Task objective: Search the data below for the word "inches" and copy each line that holds it.
────
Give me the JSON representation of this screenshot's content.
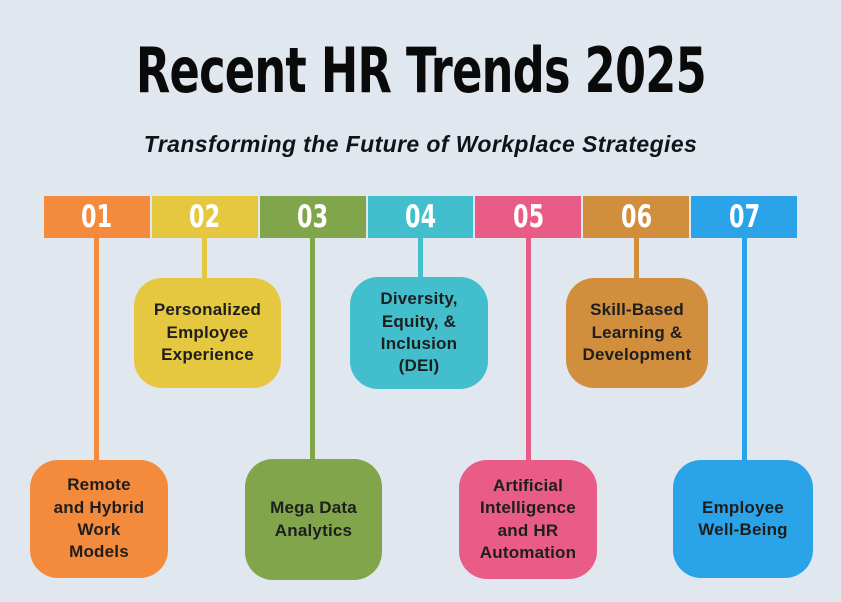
{
  "page": {
    "title": "Recent HR Trends 2025",
    "subtitle": "Transforming the Future of Workplace Strategies",
    "background_color": "#E1E7EE",
    "title_color": "#0A0A0A",
    "number_text_color": "#FFFFFF",
    "card_text_color": "#1E1E1E"
  },
  "trends": [
    {
      "number": "01",
      "label": "Remote\nand Hybrid\nWork\nModels",
      "color": "#F48A3C",
      "card_position": "bottom"
    },
    {
      "number": "02",
      "label": "Personalized\nEmployee\nExperience",
      "color": "#E6C840",
      "card_position": "top"
    },
    {
      "number": "03",
      "label": "Mega Data\nAnalytics",
      "color": "#81A54A",
      "card_position": "bottom"
    },
    {
      "number": "04",
      "label": "Diversity,\nEquity, &\nInclusion\n(DEI)",
      "color": "#42BECD",
      "card_position": "top"
    },
    {
      "number": "05",
      "label": "Artificial\nIntelligence\nand HR\nAutomation",
      "color": "#E95C87",
      "card_position": "bottom"
    },
    {
      "number": "06",
      "label": "Skill-Based\nLearning &\nDevelopment",
      "color": "#D18F3E",
      "card_position": "top"
    },
    {
      "number": "07",
      "label": "Employee\nWell-Being",
      "color": "#2BA3E8",
      "card_position": "bottom"
    }
  ]
}
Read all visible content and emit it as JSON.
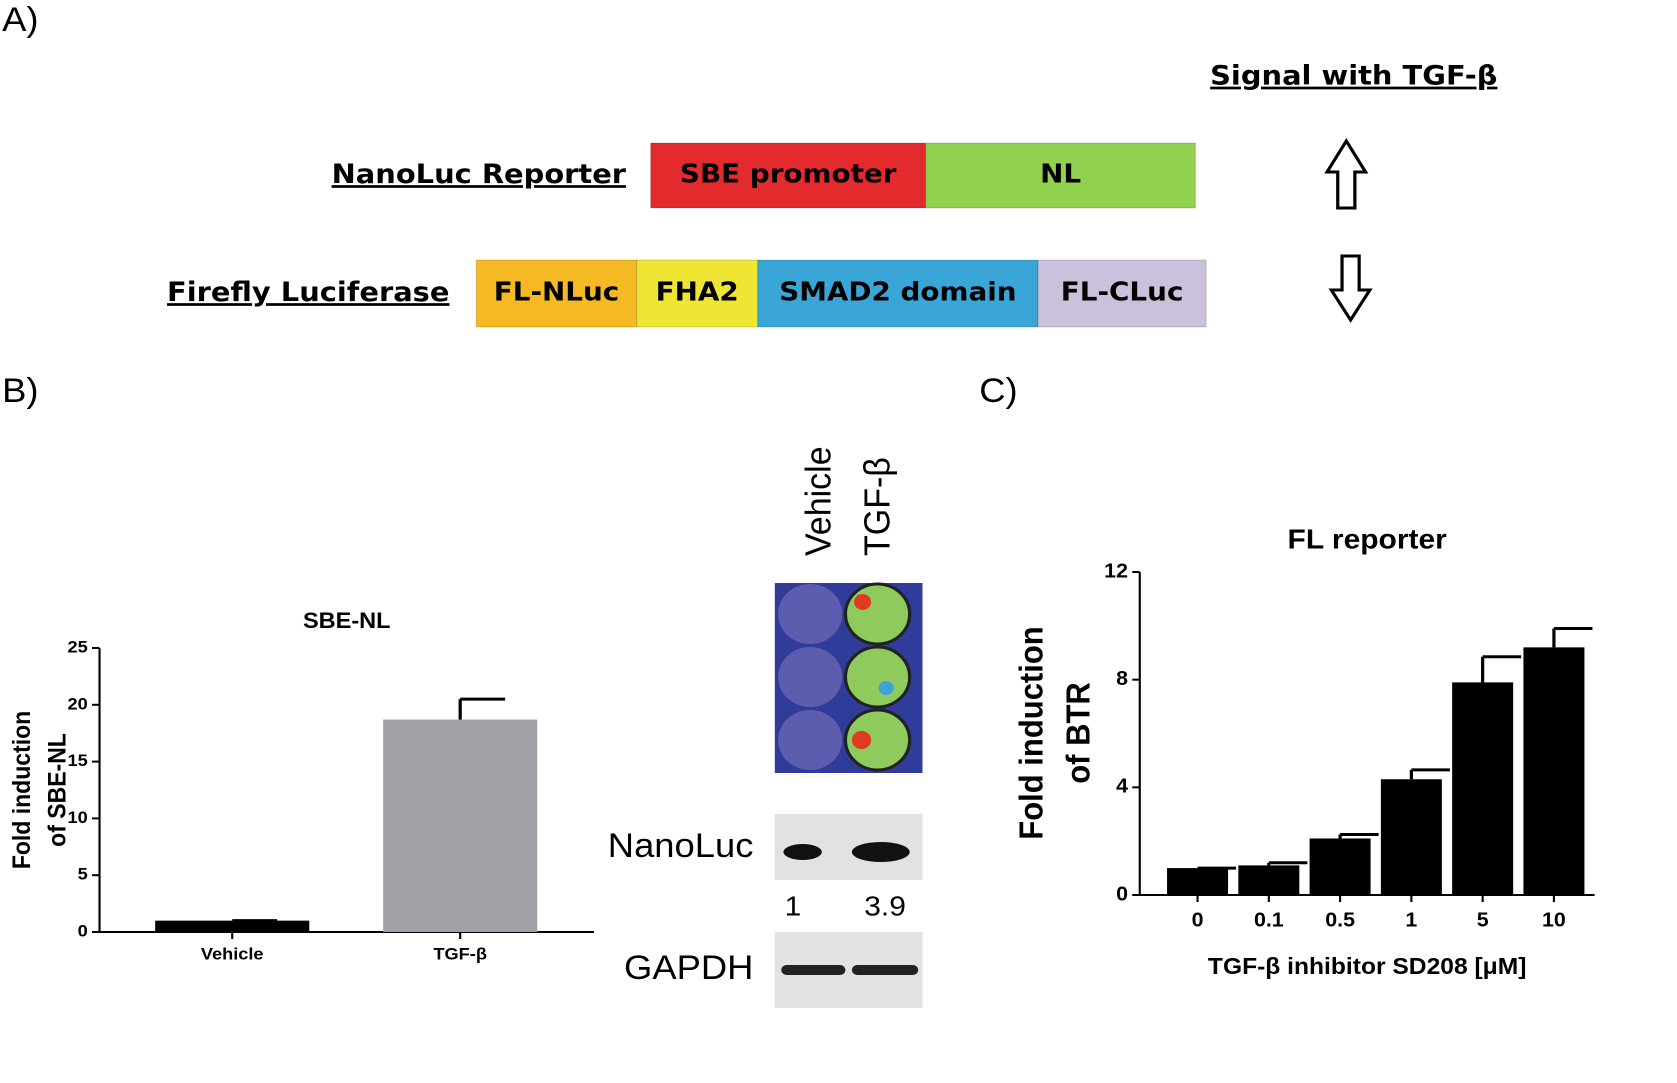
{
  "panel_a": {
    "label": "A)",
    "signal_title": "Signal with TGF-β",
    "constructs": [
      {
        "name": "NanoLuc Reporter",
        "segments": [
          {
            "label": "SBE promoter",
            "color": "#e32b2e"
          },
          {
            "label": "NL",
            "color": "#92d050"
          }
        ]
      },
      {
        "name": "Firefly Luciferase",
        "segments": [
          {
            "label": "FL-NLuc",
            "color": "#f5b924"
          },
          {
            "label": "FHA2",
            "color": "#efe634"
          },
          {
            "label": "SMAD2 domain",
            "color": "#3aa6d8"
          },
          {
            "label": "FL-CLuc",
            "color": "#cbc1dc"
          }
        ]
      }
    ]
  },
  "panel_b": {
    "label": "B)",
    "blot": {
      "lanes": [
        "Vehicle",
        "TGF-β"
      ],
      "rows": [
        "NanoLuc",
        "GAPDH"
      ],
      "quantification": [
        1,
        3.9
      ]
    }
  },
  "panel_c": {
    "label": "C)"
  },
  "chart_data": [
    {
      "type": "bar",
      "title": "SBE-NL",
      "ylabel": [
        "Fold induction",
        "of SBE-NL"
      ],
      "categories": [
        "Vehicle",
        "TGF-β"
      ],
      "values": [
        1,
        18.7
      ],
      "errors": [
        0,
        1.8
      ],
      "colors": [
        "#000000",
        "#a0a0a6"
      ],
      "ylim": [
        0,
        25
      ],
      "yticks": [
        0,
        5,
        10,
        15,
        20,
        25
      ]
    },
    {
      "type": "bar",
      "title": "FL reporter",
      "ylabel": [
        "Fold induction",
        "of BTR"
      ],
      "xlabel": "TGF-β inhibitor SD208 [μM]",
      "categories": [
        "0",
        "0.1",
        "0.5",
        "1",
        "5",
        "10"
      ],
      "values": [
        1,
        1.1,
        2.1,
        4.3,
        7.9,
        9.2
      ],
      "errors": [
        0,
        0.1,
        0.15,
        0.35,
        0.95,
        0.7
      ],
      "colors": [
        "#000000",
        "#000000",
        "#000000",
        "#000000",
        "#000000",
        "#000000"
      ],
      "ylim": [
        0,
        12
      ],
      "yticks": [
        0,
        4,
        8,
        12
      ]
    }
  ]
}
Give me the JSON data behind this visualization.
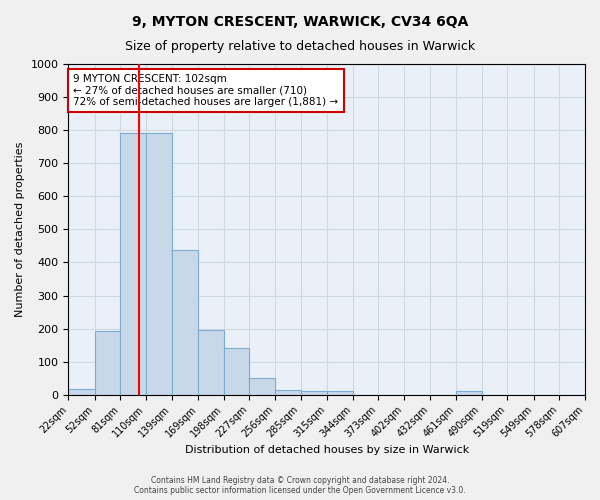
{
  "title1": "9, MYTON CRESCENT, WARWICK, CV34 6QA",
  "title2": "Size of property relative to detached houses in Warwick",
  "xlabel": "Distribution of detached houses by size in Warwick",
  "ylabel": "Number of detached properties",
  "bin_edges": [
    22,
    52,
    81,
    110,
    139,
    169,
    198,
    227,
    256,
    285,
    315,
    344,
    373,
    402,
    432,
    461,
    490,
    519,
    549,
    578,
    607
  ],
  "bar_heights": [
    18,
    192,
    790,
    790,
    438,
    195,
    140,
    50,
    15,
    10,
    10,
    0,
    0,
    0,
    0,
    10,
    0,
    0,
    0,
    0
  ],
  "bar_color": "#c8d8e8",
  "bar_edgecolor": "#7aadcf",
  "grid_color": "#d0d8e0",
  "background_color": "#eaf0f8",
  "red_line_x": 102,
  "annotation_text": "9 MYTON CRESCENT: 102sqm\n← 27% of detached houses are smaller (710)\n72% of semi-detached houses are larger (1,881) →",
  "annotation_box_color": "#ffffff",
  "annotation_border_color": "#cc0000",
  "ylim": [
    0,
    1000
  ],
  "yticks": [
    0,
    100,
    200,
    300,
    400,
    500,
    600,
    700,
    800,
    900,
    1000
  ],
  "footer_text": "Contains HM Land Registry data © Crown copyright and database right 2024.\nContains public sector information licensed under the Open Government Licence v3.0."
}
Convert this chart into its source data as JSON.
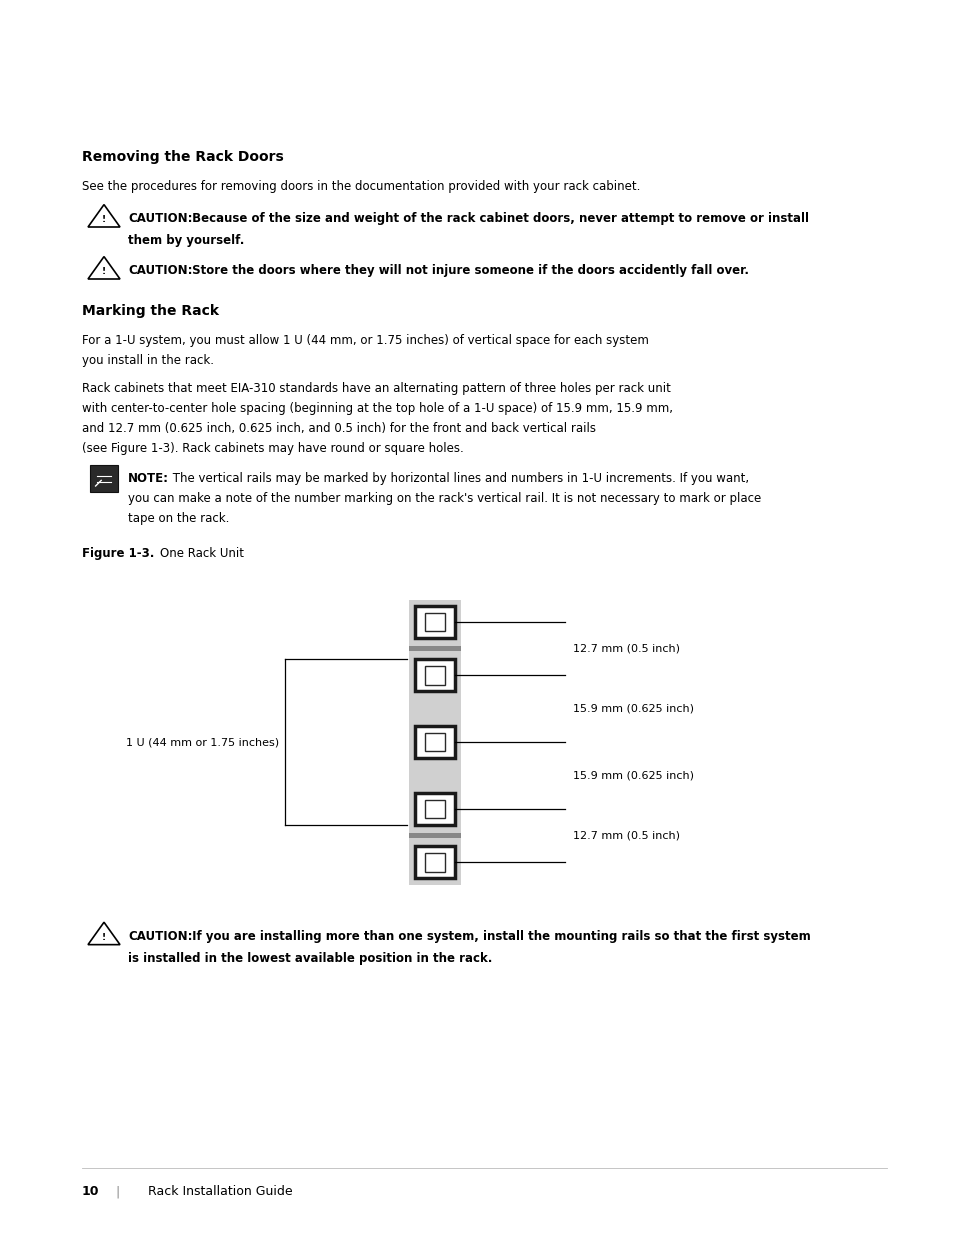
{
  "bg_color": "#ffffff",
  "section1_title": "Removing the Rack Doors",
  "section1_body": "See the procedures for removing doors in the documentation provided with your rack cabinet.",
  "caution1_bold": "CAUTION:",
  "caution1_rest": " Because of the size and weight of the rack cabinet doors, never attempt to remove or install",
  "caution1_line2": "them by yourself.",
  "caution2_bold": "CAUTION:",
  "caution2_rest": " Store the doors where they will not injure someone if the doors accidently fall over.",
  "section2_title": "Marking the Rack",
  "section2_body1_l1": "For a 1-U system, you must allow 1 U (44 mm, or 1.75 inches) of vertical space for each system",
  "section2_body1_l2": "you install in the rack.",
  "section2_body2_l1": "Rack cabinets that meet EIA-310 standards have an alternating pattern of three holes per rack unit",
  "section2_body2_l2": "with center-to-center hole spacing (beginning at the top hole of a 1-U space) of 15.9 mm, 15.9 mm,",
  "section2_body2_l3": "and 12.7 mm (0.625 inch, 0.625 inch, and 0.5 inch) for the front and back vertical rails",
  "section2_body2_l4": "(see Figure 1-3). Rack cabinets may have round or square holes.",
  "note_bold": "NOTE:",
  "note_l1": " The vertical rails may be marked by horizontal lines and numbers in 1-U increments. If you want,",
  "note_l2": "you can make a note of the number marking on the rack's vertical rail. It is not necessary to mark or place",
  "note_l3": "tape on the rack.",
  "figure_bold": "Figure 1-3.",
  "figure_rest": "    One Rack Unit",
  "dim_label1": "12.7 mm (0.5 inch)",
  "dim_label2": "15.9 mm (0.625 inch)",
  "dim_label3": "15.9 mm (0.625 inch)",
  "dim_label4": "12.7 mm (0.5 inch)",
  "bracket_label": "1 U (44 mm or 1.75 inches)",
  "caution3_bold": "CAUTION:",
  "caution3_rest": " If you are installing more than one system, install the mounting rails so that the first system",
  "caution3_line2": "is installed in the lowest available position in the rack.",
  "footer_page": "10",
  "footer_bar": "   |",
  "footer_text": "    Rack Installation Guide",
  "text_color": "#000000",
  "rail_gray": "#d0d0d0",
  "divider_gray": "#888888"
}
────
Full answer:
  "section2_body1_l1": "For a 1-U system, you must allow 1 U (44 mm, or 1.75 inches) of vertical space for each system",
  "bracket_label": "1 U (44 mm or 1.75 inches)",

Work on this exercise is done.